··· Material for this exercise

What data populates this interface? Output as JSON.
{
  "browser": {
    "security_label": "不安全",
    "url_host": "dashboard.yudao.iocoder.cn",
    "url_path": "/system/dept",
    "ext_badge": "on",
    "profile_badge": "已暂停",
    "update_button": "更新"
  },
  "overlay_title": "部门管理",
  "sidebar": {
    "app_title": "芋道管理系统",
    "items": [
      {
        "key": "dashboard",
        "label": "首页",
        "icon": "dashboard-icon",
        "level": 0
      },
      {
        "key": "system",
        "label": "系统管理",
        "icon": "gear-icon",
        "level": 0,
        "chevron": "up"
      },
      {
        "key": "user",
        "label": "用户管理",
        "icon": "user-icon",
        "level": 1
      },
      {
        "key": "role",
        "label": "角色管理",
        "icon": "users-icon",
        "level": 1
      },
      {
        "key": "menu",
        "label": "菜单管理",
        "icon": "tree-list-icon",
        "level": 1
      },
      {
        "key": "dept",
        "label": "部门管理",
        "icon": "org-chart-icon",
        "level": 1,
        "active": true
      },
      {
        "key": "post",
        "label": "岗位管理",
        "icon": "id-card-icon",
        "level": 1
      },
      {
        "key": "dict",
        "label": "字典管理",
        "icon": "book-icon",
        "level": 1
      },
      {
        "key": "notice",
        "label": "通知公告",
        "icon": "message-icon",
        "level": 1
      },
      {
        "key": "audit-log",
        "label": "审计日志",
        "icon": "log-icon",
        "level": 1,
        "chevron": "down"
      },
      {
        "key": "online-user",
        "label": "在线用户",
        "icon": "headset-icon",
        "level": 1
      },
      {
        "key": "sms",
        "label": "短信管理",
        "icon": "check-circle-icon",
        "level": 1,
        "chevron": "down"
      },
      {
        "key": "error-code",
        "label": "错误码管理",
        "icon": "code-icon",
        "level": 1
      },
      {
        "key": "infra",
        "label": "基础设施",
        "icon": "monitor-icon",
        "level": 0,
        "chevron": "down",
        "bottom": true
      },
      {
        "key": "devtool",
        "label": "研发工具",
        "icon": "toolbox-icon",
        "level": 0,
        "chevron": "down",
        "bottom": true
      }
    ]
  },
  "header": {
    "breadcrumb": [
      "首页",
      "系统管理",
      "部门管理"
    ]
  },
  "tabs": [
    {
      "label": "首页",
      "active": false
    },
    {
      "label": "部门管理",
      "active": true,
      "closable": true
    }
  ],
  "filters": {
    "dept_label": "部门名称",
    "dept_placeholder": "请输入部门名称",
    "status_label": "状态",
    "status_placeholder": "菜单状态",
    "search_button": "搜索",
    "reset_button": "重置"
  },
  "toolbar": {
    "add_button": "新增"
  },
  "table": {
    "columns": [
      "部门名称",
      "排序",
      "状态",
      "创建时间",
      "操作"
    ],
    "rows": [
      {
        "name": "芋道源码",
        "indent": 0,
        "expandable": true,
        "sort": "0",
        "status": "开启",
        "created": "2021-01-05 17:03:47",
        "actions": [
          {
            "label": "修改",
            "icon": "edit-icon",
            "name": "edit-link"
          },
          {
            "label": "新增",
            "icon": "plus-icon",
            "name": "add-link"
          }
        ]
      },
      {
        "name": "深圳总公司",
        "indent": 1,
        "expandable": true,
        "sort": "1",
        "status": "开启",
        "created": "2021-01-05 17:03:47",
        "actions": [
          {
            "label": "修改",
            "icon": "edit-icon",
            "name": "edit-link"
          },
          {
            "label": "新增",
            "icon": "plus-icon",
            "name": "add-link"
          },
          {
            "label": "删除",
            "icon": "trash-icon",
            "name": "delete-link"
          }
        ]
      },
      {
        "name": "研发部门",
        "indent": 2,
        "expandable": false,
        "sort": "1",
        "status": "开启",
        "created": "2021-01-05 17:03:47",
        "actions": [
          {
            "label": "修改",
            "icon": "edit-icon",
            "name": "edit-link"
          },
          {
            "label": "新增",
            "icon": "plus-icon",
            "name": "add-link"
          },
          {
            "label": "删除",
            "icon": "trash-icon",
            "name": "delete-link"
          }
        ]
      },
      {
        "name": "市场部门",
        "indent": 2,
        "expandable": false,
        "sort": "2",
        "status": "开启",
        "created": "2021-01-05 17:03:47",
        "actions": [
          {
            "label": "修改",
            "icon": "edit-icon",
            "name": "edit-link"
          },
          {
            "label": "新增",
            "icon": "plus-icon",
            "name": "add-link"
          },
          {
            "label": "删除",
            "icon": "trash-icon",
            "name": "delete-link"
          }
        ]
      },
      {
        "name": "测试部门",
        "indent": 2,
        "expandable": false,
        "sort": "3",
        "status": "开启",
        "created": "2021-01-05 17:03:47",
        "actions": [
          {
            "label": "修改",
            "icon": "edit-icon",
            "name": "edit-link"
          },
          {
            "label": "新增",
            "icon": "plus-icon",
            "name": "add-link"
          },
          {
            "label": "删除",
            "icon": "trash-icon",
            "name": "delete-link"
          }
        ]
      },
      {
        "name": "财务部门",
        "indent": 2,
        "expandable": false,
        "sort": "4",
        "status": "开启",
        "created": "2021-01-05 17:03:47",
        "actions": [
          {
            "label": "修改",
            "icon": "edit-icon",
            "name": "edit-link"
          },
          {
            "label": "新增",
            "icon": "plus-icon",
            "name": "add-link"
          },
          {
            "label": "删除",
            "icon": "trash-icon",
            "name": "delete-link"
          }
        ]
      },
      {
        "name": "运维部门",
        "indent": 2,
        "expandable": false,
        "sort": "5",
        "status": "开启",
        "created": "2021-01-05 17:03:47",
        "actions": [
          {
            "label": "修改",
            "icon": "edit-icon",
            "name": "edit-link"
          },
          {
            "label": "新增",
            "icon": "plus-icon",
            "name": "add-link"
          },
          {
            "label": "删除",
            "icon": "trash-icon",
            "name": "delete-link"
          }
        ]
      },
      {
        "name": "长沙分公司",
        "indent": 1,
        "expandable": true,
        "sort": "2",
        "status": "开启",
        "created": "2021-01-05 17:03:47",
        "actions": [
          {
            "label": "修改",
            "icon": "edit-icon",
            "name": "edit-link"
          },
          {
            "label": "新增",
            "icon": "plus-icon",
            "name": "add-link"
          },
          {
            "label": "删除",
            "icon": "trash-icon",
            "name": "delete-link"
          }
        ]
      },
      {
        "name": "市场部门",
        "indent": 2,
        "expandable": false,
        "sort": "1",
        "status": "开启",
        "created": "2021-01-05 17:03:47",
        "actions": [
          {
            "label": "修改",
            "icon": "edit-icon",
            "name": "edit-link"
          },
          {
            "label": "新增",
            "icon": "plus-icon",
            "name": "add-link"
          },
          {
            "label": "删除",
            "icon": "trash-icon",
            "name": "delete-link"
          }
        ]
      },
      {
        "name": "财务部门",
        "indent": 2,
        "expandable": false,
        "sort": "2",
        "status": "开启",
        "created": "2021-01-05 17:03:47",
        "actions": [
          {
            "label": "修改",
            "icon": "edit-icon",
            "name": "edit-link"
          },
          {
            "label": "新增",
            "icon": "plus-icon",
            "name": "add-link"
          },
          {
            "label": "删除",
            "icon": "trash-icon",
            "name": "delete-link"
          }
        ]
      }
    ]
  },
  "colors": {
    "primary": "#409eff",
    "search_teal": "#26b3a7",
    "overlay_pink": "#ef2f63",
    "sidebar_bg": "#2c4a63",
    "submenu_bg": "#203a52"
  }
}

······

Every entry must be quoted exactly as it appears above.

What data populates this interface? Output as JSON.
{
  "browser": {
    "security_label": "不安全",
    "url_host": "dashboard.yudao.iocoder.cn",
    "url_path": "/system/dept",
    "ext_badge": "on",
    "profile_badge": "已暂停",
    "update_button": "更新"
  },
  "overlay_title": "部门管理",
  "sidebar": {
    "app_title": "芋道管理系统",
    "items": [
      {
        "key": "dashboard",
        "label": "首页",
        "icon": "dashboard-icon",
        "level": 0
      },
      {
        "key": "system",
        "label": "系统管理",
        "icon": "gear-icon",
        "level": 0,
        "chevron": "up"
      },
      {
        "key": "user",
        "label": "用户管理",
        "icon": "user-icon",
        "level": 1
      },
      {
        "key": "role",
        "label": "角色管理",
        "icon": "users-icon",
        "level": 1
      },
      {
        "key": "menu",
        "label": "菜单管理",
        "icon": "tree-list-icon",
        "level": 1
      },
      {
        "key": "dept",
        "label": "部门管理",
        "icon": "org-chart-icon",
        "level": 1,
        "active": true
      },
      {
        "key": "post",
        "label": "岗位管理",
        "icon": "id-card-icon",
        "level": 1
      },
      {
        "key": "dict",
        "label": "字典管理",
        "icon": "book-icon",
        "level": 1
      },
      {
        "key": "notice",
        "label": "通知公告",
        "icon": "message-icon",
        "level": 1
      },
      {
        "key": "audit-log",
        "label": "审计日志",
        "icon": "log-icon",
        "level": 1,
        "chevron": "down"
      },
      {
        "key": "online-user",
        "label": "在线用户",
        "icon": "headset-icon",
        "level": 1
      },
      {
        "key": "sms",
        "label": "短信管理",
        "icon": "check-circle-icon",
        "level": 1,
        "chevron": "down"
      },
      {
        "key": "error-code",
        "label": "错误码管理",
        "icon": "code-icon",
        "level": 1
      },
      {
        "key": "infra",
        "label": "基础设施",
        "icon": "monitor-icon",
        "level": 0,
        "chevron": "down",
        "bottom": true
      },
      {
        "key": "devtool",
        "label": "研发工具",
        "icon": "toolbox-icon",
        "level": 0,
        "chevron": "down",
        "bottom": true
      }
    ]
  },
  "header": {
    "breadcrumb": [
      "首页",
      "系统管理",
      "部门管理"
    ]
  },
  "tabs": [
    {
      "label": "首页",
      "active": false
    },
    {
      "label": "部门管理",
      "active": true,
      "closable": true
    }
  ],
  "filters": {
    "dept_label": "部门名称",
    "dept_placeholder": "请输入部门名称",
    "status_label": "状态",
    "status_placeholder": "菜单状态",
    "search_button": "搜索",
    "reset_button": "重置"
  },
  "toolbar": {
    "add_button": "新增"
  },
  "table": {
    "columns": [
      "部门名称",
      "排序",
      "状态",
      "创建时间",
      "操作"
    ],
    "rows": [
      {
        "name": "芋道源码",
        "indent": 0,
        "expandable": true,
        "sort": "0",
        "status": "开启",
        "created": "2021-01-05 17:03:47",
        "actions": [
          {
            "label": "修改",
            "icon": "edit-icon",
            "name": "edit-link"
          },
          {
            "label": "新增",
            "icon": "plus-icon",
            "name": "add-link"
          }
        ]
      },
      {
        "name": "深圳总公司",
        "indent": 1,
        "expandable": true,
        "sort": "1",
        "status": "开启",
        "created": "2021-01-05 17:03:47",
        "actions": [
          {
            "label": "修改",
            "icon": "edit-icon",
            "name": "edit-link"
          },
          {
            "label": "新增",
            "icon": "plus-icon",
            "name": "add-link"
          },
          {
            "label": "删除",
            "icon": "trash-icon",
            "name": "delete-link"
          }
        ]
      },
      {
        "name": "研发部门",
        "indent": 2,
        "expandable": false,
        "sort": "1",
        "status": "开启",
        "created": "2021-01-05 17:03:47",
        "actions": [
          {
            "label": "修改",
            "icon": "edit-icon",
            "name": "edit-link"
          },
          {
            "label": "新增",
            "icon": "plus-icon",
            "name": "add-link"
          },
          {
            "label": "删除",
            "icon": "trash-icon",
            "name": "delete-link"
          }
        ]
      },
      {
        "name": "市场部门",
        "indent": 2,
        "expandable": false,
        "sort": "2",
        "status": "开启",
        "created": "2021-01-05 17:03:47",
        "actions": [
          {
            "label": "修改",
            "icon": "edit-icon",
            "name": "edit-link"
          },
          {
            "label": "新增",
            "icon": "plus-icon",
            "name": "add-link"
          },
          {
            "label": "删除",
            "icon": "trash-icon",
            "name": "delete-link"
          }
        ]
      },
      {
        "name": "测试部门",
        "indent": 2,
        "expandable": false,
        "sort": "3",
        "status": "开启",
        "created": "2021-01-05 17:03:47",
        "actions": [
          {
            "label": "修改",
            "icon": "edit-icon",
            "name": "edit-link"
          },
          {
            "label": "新增",
            "icon": "plus-icon",
            "name": "add-link"
          },
          {
            "label": "删除",
            "icon": "trash-icon",
            "name": "delete-link"
          }
        ]
      },
      {
        "name": "财务部门",
        "indent": 2,
        "expandable": false,
        "sort": "4",
        "status": "开启",
        "created": "2021-01-05 17:03:47",
        "actions": [
          {
            "label": "修改",
            "icon": "edit-icon",
            "name": "edit-link"
          },
          {
            "label": "新增",
            "icon": "plus-icon",
            "name": "add-link"
          },
          {
            "label": "删除",
            "icon": "trash-icon",
            "name": "delete-link"
          }
        ]
      },
      {
        "name": "运维部门",
        "indent": 2,
        "expandable": false,
        "sort": "5",
        "status": "开启",
        "created": "2021-01-05 17:03:47",
        "actions": [
          {
            "label": "修改",
            "icon": "edit-icon",
            "name": "edit-link"
          },
          {
            "label": "新增",
            "icon": "plus-icon",
            "name": "add-link"
          },
          {
            "label": "删除",
            "icon": "trash-icon",
            "name": "delete-link"
          }
        ]
      },
      {
        "name": "长沙分公司",
        "indent": 1,
        "expandable": true,
        "sort": "2",
        "status": "开启",
        "created": "2021-01-05 17:03:47",
        "actions": [
          {
            "label": "修改",
            "icon": "edit-icon",
            "name": "edit-link"
          },
          {
            "label": "新增",
            "icon": "plus-icon",
            "name": "add-link"
          },
          {
            "label": "删除",
            "icon": "trash-icon",
            "name": "delete-link"
          }
        ]
      },
      {
        "name": "市场部门",
        "indent": 2,
        "expandable": false,
        "sort": "1",
        "status": "开启",
        "created": "2021-01-05 17:03:47",
        "actions": [
          {
            "label": "修改",
            "icon": "edit-icon",
            "name": "edit-link"
          },
          {
            "label": "新增",
            "icon": "plus-icon",
            "name": "add-link"
          },
          {
            "label": "删除",
            "icon": "trash-icon",
            "name": "delete-link"
          }
        ]
      },
      {
        "name": "财务部门",
        "indent": 2,
        "expandable": false,
        "sort": "2",
        "status": "开启",
        "created": "2021-01-05 17:03:47",
        "actions": [
          {
            "label": "修改",
            "icon": "edit-icon",
            "name": "edit-link"
          },
          {
            "label": "新增",
            "icon": "plus-icon",
            "name": "add-link"
          },
          {
            "label": "删除",
            "icon": "trash-icon",
            "name": "delete-link"
          }
        ]
      }
    ]
  },
  "colors": {
    "primary": "#409eff",
    "search_teal": "#26b3a7",
    "overlay_pink": "#ef2f63",
    "sidebar_bg": "#2c4a63",
    "submenu_bg": "#203a52"
  }
}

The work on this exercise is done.